### Your task
Convert every line of the listing below into a JSON list of strings, one string per line, omitting blank lines.

### Items
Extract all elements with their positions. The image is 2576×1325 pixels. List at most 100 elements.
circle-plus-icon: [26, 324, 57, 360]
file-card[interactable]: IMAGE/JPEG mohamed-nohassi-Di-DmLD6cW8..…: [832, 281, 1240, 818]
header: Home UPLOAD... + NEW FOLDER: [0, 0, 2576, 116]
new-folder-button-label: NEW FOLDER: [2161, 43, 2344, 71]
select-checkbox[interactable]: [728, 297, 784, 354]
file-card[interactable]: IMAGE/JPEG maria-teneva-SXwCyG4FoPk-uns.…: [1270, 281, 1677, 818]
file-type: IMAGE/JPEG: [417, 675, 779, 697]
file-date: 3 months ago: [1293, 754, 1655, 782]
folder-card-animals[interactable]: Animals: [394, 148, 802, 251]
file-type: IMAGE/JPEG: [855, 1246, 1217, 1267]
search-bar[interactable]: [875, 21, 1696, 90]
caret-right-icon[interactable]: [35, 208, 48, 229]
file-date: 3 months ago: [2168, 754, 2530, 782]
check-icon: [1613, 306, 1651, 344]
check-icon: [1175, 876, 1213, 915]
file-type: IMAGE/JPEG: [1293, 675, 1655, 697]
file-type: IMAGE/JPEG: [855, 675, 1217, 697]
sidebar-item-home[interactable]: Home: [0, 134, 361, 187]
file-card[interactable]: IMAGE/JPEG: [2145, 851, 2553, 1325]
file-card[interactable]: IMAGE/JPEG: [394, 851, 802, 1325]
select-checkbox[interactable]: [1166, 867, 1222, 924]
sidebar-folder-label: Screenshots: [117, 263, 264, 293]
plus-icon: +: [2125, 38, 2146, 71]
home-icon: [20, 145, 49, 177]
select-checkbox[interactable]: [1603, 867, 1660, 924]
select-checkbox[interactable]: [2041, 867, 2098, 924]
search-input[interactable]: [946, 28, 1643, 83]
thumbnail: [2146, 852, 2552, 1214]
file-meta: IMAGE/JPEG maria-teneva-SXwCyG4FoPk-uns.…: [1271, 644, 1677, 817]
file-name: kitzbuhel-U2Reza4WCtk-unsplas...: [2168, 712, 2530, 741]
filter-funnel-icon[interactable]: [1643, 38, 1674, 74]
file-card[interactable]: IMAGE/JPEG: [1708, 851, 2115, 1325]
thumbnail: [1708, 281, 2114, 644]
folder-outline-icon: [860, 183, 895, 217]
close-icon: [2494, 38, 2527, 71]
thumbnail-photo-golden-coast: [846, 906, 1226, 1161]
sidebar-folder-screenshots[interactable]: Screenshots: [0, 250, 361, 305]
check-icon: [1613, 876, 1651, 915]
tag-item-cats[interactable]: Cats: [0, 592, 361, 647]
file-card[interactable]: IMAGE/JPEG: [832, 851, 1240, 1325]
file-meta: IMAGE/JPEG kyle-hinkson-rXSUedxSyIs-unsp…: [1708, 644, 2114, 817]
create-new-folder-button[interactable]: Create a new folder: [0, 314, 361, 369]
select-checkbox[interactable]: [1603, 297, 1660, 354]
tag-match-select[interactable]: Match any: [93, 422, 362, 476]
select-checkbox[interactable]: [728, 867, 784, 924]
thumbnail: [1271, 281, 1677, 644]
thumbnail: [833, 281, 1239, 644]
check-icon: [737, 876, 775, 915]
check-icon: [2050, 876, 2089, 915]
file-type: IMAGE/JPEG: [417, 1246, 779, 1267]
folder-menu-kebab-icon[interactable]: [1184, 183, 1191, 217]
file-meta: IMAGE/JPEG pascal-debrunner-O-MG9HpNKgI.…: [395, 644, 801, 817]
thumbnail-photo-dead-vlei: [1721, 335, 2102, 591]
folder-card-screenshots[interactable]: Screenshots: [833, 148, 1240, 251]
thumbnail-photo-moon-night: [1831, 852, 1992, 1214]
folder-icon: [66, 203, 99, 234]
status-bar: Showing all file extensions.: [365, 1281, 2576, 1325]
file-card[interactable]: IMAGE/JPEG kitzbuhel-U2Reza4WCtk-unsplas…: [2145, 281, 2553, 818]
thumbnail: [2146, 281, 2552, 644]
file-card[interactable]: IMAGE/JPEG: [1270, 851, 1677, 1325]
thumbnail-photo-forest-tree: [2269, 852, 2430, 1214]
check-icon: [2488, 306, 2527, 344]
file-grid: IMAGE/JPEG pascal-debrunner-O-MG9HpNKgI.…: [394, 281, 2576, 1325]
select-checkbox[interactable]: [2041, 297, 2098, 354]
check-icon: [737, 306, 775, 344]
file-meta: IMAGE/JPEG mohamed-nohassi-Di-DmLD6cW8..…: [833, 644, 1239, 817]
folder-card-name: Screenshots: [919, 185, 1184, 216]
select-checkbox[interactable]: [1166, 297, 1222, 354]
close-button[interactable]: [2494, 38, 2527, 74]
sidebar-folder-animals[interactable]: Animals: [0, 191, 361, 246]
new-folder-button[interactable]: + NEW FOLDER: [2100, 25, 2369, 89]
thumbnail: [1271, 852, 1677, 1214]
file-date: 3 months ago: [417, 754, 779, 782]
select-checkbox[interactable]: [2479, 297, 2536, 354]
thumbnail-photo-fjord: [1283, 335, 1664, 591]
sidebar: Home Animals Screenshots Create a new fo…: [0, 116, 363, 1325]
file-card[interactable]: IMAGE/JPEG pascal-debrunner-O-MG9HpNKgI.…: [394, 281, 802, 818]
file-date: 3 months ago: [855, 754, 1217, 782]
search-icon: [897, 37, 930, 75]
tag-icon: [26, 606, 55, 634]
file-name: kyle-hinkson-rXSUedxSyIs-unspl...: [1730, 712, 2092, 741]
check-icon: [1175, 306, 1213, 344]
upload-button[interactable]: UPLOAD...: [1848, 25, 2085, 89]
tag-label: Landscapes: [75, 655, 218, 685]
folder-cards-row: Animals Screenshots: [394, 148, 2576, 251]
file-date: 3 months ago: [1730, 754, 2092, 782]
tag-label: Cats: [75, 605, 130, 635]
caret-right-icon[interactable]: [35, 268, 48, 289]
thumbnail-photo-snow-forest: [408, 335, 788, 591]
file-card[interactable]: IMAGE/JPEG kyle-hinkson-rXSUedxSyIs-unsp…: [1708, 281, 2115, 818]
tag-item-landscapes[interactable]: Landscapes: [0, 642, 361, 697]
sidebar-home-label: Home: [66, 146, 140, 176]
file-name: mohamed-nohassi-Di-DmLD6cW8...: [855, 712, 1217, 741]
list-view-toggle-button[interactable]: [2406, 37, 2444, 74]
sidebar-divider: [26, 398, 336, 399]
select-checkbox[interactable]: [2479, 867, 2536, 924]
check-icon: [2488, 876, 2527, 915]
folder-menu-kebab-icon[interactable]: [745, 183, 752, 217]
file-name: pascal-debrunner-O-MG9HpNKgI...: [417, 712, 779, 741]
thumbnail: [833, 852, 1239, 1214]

### Completed task
[
  "Extract all elements with their positions. The image is 2576×1325 pixels. List at most 100 elements.",
  "circle-plus-icon: [26, 324, 57, 360]",
  "file-card[interactable]: IMAGE/JPEG mohamed-nohassi-Di-DmLD6cW8..…: [832, 281, 1240, 818]",
  "header: Home UPLOAD... + NEW FOLDER: [0, 0, 2576, 116]",
  "new-folder-button-label: NEW FOLDER: [2161, 43, 2344, 71]",
  "select-checkbox[interactable]: [728, 297, 784, 354]",
  "file-card[interactable]: IMAGE/JPEG maria-teneva-SXwCyG4FoPk-uns.…: [1270, 281, 1677, 818]",
  "file-type: IMAGE/JPEG: [417, 675, 779, 697]",
  "file-date: 3 months ago: [1293, 754, 1655, 782]",
  "folder-card-animals[interactable]: Animals: [394, 148, 802, 251]",
  "file-type: IMAGE/JPEG: [855, 1246, 1217, 1267]",
  "search-bar[interactable]: [875, 21, 1696, 90]",
  "caret-right-icon[interactable]: [35, 208, 48, 229]",
  "file-date: 3 months ago: [2168, 754, 2530, 782]",
  "check-icon: [1613, 306, 1651, 344]",
  "check-icon: [1175, 876, 1213, 915]",
  "file-type: IMAGE/JPEG: [1293, 675, 1655, 697]",
  "file-type: IMAGE/JPEG: [855, 675, 1217, 697]",
  "sidebar-item-home[interactable]: Home: [0, 134, 361, 187]",
  "file-card[interactable]: IMAGE/JPEG: [2145, 851, 2553, 1325]",
  "file-card[interactable]: IMAGE/JPEG: [394, 851, 802, 1325]",
  "select-checkbox[interactable]: [1166, 867, 1222, 924]",
  "sidebar-folder-label: Screenshots: [117, 263, 264, 293]",
  "plus-icon: +: [2125, 38, 2146, 71]",
  "home-icon: [20, 145, 49, 177]",
  "select-checkbox[interactable]: [1603, 867, 1660, 924]",
  "select-checkbox[interactable]: [2041, 867, 2098, 924]",
  "search-input[interactable]: [946, 28, 1643, 83]",
  "thumbnail: [2146, 852, 2552, 1214]",
  "file-meta: IMAGE/JPEG maria-teneva-SXwCyG4FoPk-uns.…: [1271, 644, 1677, 817]",
  "file-name: kitzbuhel-U2Reza4WCtk-unsplas...: [2168, 712, 2530, 741]",
  "filter-funnel-icon[interactable]: [1643, 38, 1674, 74]",
  "file-card[interactable]: IMAGE/JPEG: [1708, 851, 2115, 1325]",
  "thumbnail: [1708, 281, 2114, 644]",
  "folder-outline-icon: [860, 183, 895, 217]",
  "close-icon: [2494, 38, 2527, 71]",
  "thumbnail-photo-golden-coast: [846, 906, 1226, 1161]",
  "sidebar-folder-screenshots[interactable]: Screenshots: [0, 250, 361, 305]",
  "check-icon: [1613, 876, 1651, 915]",
  "tag-item-cats[interactable]: Cats: [0, 592, 361, 647]",
  "file-card[interactable]: IMAGE/JPEG: [832, 851, 1240, 1325]",
  "file-meta: IMAGE/JPEG kyle-hinkson-rXSUedxSyIs-unsp…: [1708, 644, 2114, 817]",
  "create-new-folder-button[interactable]: Create a new folder: [0, 314, 361, 369]",
  "select-checkbox[interactable]: [1603, 297, 1660, 354]",
  "tag-match-select[interactable]: Match any: [93, 422, 362, 476]",
  "select-checkbox[interactable]: [728, 867, 784, 924]",
  "thumbnail: [1271, 281, 1677, 644]",
  "thumbnail: [833, 281, 1239, 644]",
  "check-icon: [737, 876, 775, 915]",
  "check-icon: [2050, 876, 2089, 915]",
  "file-type: IMAGE/JPEG: [417, 1246, 779, 1267]",
  "folder-menu-kebab-icon[interactable]: [1184, 183, 1191, 217]",
  "file-meta: IMAGE/JPEG pascal-debrunner-O-MG9HpNKgI.…: [395, 644, 801, 817]",
  "thumbnail-photo-dead-vlei: [1721, 335, 2102, 591]",
  "folder-card-screenshots[interactable]: Screenshots: [833, 148, 1240, 251]",
  "thumbnail-photo-moon-night: [1831, 852, 1992, 1214]",
  "folder-icon: [66, 203, 99, 234]",
  "status-bar: Showing all file extensions.: [365, 1281, 2576, 1325]",
  "file-card[interactable]: IMAGE/JPEG kitzbuhel-U2Reza4WCtk-unsplas…: [2145, 281, 2553, 818]",
  "thumbnail: [2146, 281, 2552, 644]",
  "file-card[interactable]: IMAGE/JPEG: [1270, 851, 1677, 1325]",
  "thumbnail-photo-forest-tree: [2269, 852, 2430, 1214]",
  "check-icon: [2488, 306, 2527, 344]",
  "file-grid: IMAGE/JPEG pascal-debrunner-O-MG9HpNKgI.…: [394, 281, 2576, 1325]",
  "select-checkbox[interactable]: [2041, 297, 2098, 354]",
  "check-icon: [737, 306, 775, 344]",
  "file-meta: IMAGE/JPEG mohamed-nohassi-Di-DmLD6cW8..…: [833, 644, 1239, 817]",
  "folder-card-name: Screenshots: [919, 185, 1184, 216]",
  "select-checkbox[interactable]: [1166, 297, 1222, 354]",
  "close-button[interactable]: [2494, 38, 2527, 74]",
  "sidebar-folder-animals[interactable]: Animals: [0, 191, 361, 246]",
  "new-folder-button[interactable]: + NEW FOLDER: [2100, 25, 2369, 89]",
  "thumbnail: [1271, 852, 1677, 1214]",
  "file-date: 3 months ago: [417, 754, 779, 782]",
  "select-checkbox[interactable]: [2479, 297, 2536, 354]",
  "thumbnail-photo-fjord: [1283, 335, 1664, 591]",
  "sidebar: Home Animals Screenshots Create a new fo…: [0, 116, 363, 1325]",
  "file-card[interactable]: IMAGE/JPEG pascal-debrunner-O-MG9HpNKgI.…: [394, 281, 802, 818]",
  "file-date: 3 months ago: [855, 754, 1217, 782]",
  "search-icon: [897, 37, 930, 75]",
  "tag-icon: [26, 606, 55, 634]",
  "file-name: kyle-hinkson-rXSUedxSyIs-unspl...: [1730, 712, 2092, 741]",
  "check-icon: [1175, 306, 1213, 344]",
  "upload-button[interactable]: UPLOAD...: [1848, 25, 2085, 89]",
  "tag-label: Landscapes: [75, 655, 218, 685]",
  "folder-cards-row: Animals Screenshots: [394, 148, 2576, 251]",
  "file-date: 3 months ago: [1730, 754, 2092, 782]",
  "tag-label: Cats: [75, 605, 130, 635]",
  "caret-right-icon[interactable]: [35, 268, 48, 289]",
  "thumbnail-photo-snow-forest: [408, 335, 788, 591]",
  "file-card[interactable]: IMAGE/JPEG kyle-hinkson-rXSUedxSyIs-unsp…: [1708, 281, 2115, 818]",
  "tag-item-landscapes[interactable]: Landscapes: [0, 642, 361, 697]",
  "sidebar-home-label: Home: [66, 146, 140, 176]",
  "file-name: mohamed-nohassi-Di-DmLD6cW8...: [855, 712, 1217, 741]",
  "list-view-toggle-button[interactable]: [2406, 37, 2444, 74]",
  "sidebar-divider: [26, 398, 336, 399]",
  "select-checkbox[interactable]: [2479, 867, 2536, 924]",
  "check-icon: [2488, 876, 2527, 915]",
  "folder-menu-kebab-icon[interactable]: [745, 183, 752, 217]",
  "file-name: pascal-debrunner-O-MG9HpNKgI...: [417, 712, 779, 741]",
  "thumbnail: [833, 852, 1239, 1214]"
]